TASK REQUIREMENTS =
Find each line containing the string "Adjust" and return it.

-- Start of SUPPLIED RECORDS --

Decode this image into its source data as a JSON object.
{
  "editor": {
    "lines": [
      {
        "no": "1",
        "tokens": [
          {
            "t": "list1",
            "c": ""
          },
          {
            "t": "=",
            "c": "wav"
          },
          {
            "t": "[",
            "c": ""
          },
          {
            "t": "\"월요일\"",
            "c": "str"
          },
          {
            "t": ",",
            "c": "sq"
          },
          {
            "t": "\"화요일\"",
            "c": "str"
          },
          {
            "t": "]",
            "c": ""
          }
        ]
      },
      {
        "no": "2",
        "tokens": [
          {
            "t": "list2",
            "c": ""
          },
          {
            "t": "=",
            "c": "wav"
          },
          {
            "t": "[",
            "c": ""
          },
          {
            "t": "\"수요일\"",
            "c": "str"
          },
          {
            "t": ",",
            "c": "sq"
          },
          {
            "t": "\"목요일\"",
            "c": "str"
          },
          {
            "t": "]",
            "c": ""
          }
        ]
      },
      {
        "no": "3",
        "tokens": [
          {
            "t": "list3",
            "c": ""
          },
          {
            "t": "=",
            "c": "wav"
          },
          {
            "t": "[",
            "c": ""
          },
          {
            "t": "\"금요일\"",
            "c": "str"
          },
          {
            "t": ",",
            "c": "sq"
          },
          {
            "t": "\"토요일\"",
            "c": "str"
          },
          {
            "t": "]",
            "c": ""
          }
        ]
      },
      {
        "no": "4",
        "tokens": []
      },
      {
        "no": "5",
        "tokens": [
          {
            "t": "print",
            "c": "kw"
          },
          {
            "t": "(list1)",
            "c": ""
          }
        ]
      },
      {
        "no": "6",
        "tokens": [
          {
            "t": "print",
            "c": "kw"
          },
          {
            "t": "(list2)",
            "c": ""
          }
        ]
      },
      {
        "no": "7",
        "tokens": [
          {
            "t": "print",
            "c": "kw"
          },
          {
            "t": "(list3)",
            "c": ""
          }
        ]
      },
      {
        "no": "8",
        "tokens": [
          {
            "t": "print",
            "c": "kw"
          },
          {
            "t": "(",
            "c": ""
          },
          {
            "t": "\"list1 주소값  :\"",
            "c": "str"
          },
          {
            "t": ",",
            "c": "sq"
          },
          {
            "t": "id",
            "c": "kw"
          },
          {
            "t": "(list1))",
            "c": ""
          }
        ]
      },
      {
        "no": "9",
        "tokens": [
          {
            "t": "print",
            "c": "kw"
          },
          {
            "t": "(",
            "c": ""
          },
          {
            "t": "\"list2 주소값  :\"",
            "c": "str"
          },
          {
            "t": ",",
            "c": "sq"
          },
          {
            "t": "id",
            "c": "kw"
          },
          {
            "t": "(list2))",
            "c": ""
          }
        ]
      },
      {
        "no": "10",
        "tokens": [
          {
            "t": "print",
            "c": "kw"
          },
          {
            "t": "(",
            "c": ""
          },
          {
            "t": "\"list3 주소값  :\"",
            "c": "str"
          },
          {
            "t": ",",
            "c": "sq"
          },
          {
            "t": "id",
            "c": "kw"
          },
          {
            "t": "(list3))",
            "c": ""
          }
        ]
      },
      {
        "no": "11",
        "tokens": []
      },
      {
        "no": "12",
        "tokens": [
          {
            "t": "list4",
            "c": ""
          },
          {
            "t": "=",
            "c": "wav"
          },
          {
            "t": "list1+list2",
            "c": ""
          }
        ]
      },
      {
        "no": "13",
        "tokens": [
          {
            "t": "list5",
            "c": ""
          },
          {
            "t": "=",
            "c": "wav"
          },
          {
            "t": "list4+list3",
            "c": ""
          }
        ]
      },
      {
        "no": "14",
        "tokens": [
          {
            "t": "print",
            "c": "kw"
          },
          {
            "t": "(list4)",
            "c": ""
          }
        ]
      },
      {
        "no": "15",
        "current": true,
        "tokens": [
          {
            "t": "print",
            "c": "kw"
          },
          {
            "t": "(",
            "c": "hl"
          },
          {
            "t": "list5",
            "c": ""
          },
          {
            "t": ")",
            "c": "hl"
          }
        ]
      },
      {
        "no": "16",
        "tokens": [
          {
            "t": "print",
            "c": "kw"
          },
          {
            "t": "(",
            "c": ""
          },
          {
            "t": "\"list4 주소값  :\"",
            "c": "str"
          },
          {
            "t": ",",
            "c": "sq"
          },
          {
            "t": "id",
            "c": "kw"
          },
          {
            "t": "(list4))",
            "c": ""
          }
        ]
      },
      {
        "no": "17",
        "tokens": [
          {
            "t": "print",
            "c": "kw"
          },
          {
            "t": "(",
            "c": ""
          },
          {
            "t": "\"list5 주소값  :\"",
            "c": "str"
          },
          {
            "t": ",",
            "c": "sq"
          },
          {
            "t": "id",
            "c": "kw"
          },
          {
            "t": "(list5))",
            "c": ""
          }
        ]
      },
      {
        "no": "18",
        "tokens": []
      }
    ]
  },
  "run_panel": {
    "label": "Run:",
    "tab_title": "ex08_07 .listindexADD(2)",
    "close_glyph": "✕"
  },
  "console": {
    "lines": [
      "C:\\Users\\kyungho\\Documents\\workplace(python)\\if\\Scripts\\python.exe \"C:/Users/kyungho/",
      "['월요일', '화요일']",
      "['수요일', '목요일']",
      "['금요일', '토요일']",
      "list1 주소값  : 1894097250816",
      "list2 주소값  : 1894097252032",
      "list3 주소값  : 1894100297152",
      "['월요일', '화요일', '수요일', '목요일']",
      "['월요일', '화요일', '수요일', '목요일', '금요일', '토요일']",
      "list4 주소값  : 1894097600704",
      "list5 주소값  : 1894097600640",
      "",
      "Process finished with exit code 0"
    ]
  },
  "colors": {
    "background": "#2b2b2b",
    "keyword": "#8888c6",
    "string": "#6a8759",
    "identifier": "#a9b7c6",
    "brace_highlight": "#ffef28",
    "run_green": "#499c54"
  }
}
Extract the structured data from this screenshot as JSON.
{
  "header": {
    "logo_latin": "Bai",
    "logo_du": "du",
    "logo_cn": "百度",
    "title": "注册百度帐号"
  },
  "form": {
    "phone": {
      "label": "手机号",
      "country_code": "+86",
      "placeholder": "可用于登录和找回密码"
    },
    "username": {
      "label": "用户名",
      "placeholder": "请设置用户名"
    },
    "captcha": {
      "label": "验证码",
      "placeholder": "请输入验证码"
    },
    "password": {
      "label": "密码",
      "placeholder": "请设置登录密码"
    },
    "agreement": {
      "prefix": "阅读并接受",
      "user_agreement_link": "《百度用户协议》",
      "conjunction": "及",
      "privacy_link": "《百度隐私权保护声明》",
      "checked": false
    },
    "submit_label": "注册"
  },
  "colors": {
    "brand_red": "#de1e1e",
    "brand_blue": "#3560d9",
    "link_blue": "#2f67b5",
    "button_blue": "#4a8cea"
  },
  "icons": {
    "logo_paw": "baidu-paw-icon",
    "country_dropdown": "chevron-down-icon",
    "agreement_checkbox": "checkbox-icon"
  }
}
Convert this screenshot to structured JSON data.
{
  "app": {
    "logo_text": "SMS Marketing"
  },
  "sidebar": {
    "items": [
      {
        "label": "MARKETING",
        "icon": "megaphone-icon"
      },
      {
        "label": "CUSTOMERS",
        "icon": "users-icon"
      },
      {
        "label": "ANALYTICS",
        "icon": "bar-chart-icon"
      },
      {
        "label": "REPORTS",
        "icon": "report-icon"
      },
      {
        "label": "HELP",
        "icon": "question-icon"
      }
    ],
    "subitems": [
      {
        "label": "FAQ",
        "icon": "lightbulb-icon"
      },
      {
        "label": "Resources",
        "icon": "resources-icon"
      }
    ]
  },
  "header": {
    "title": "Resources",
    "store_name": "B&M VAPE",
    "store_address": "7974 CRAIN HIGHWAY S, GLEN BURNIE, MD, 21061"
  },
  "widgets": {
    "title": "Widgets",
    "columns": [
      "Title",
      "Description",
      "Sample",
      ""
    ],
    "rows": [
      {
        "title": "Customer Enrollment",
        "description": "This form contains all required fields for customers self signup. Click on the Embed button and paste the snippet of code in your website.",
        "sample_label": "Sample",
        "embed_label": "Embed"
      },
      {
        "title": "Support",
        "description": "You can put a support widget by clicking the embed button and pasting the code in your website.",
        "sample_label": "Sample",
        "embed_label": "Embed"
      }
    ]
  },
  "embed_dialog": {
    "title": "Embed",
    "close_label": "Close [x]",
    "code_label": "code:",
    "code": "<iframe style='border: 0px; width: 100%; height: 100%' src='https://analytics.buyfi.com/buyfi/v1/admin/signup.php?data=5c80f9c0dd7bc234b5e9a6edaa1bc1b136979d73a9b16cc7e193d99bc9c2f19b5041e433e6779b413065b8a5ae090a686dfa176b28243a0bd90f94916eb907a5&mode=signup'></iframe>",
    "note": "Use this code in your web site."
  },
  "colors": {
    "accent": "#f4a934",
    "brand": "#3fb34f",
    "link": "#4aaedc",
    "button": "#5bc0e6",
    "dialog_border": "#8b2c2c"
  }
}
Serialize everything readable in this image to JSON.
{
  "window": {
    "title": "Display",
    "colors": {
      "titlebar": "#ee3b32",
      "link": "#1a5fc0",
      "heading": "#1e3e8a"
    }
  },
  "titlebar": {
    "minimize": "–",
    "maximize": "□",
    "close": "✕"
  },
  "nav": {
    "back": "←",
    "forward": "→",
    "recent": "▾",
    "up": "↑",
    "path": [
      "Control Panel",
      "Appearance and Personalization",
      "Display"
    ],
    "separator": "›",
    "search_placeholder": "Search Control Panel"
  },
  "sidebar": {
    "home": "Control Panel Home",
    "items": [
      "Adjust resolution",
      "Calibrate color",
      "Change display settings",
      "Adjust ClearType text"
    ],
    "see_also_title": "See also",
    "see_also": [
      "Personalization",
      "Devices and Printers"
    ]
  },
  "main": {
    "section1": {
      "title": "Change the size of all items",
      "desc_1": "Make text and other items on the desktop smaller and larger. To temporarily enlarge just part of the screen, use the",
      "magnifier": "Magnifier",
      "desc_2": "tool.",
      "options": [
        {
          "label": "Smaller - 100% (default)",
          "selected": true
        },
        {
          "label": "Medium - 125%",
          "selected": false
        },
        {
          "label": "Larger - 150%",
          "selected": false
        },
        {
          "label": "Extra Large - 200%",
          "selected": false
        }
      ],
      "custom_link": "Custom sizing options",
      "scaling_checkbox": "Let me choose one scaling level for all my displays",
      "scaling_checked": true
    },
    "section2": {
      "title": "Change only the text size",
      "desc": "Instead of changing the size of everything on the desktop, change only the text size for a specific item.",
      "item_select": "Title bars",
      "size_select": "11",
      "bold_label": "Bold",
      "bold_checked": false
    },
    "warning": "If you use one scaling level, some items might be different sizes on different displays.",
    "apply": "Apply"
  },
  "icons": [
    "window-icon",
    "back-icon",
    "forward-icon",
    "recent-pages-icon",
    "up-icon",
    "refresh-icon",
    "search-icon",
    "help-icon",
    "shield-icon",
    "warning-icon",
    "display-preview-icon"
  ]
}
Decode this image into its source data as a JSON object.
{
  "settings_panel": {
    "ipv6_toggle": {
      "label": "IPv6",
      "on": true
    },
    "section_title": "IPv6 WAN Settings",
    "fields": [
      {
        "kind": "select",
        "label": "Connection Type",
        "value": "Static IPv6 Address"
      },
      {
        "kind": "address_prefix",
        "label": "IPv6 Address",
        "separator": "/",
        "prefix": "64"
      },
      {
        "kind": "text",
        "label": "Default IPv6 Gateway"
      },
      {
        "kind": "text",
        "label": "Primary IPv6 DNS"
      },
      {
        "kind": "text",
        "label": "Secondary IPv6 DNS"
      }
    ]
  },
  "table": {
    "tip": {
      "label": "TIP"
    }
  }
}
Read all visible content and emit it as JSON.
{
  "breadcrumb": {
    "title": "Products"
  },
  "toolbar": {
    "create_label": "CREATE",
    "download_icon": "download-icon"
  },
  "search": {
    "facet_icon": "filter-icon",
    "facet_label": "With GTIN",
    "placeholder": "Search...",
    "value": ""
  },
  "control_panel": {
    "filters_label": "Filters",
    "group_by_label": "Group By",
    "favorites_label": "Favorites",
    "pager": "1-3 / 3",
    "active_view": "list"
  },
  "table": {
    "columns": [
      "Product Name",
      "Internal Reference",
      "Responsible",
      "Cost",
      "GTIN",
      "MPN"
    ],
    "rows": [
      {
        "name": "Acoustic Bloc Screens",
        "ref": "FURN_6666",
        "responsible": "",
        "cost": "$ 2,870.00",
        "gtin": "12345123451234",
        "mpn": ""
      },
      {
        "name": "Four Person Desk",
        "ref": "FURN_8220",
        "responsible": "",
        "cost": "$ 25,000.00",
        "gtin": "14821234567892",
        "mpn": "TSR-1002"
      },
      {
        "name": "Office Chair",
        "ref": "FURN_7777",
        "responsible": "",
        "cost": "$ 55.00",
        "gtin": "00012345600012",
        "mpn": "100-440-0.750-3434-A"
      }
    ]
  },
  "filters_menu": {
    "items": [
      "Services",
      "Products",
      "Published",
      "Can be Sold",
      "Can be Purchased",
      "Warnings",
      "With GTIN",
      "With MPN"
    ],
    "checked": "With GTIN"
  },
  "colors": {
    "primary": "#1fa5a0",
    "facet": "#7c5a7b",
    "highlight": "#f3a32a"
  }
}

-- End of SUPPLIED RECORDS --

ANSWER TO THIS TASK =
      "Adjust resolution",
      "Adjust ClearType text"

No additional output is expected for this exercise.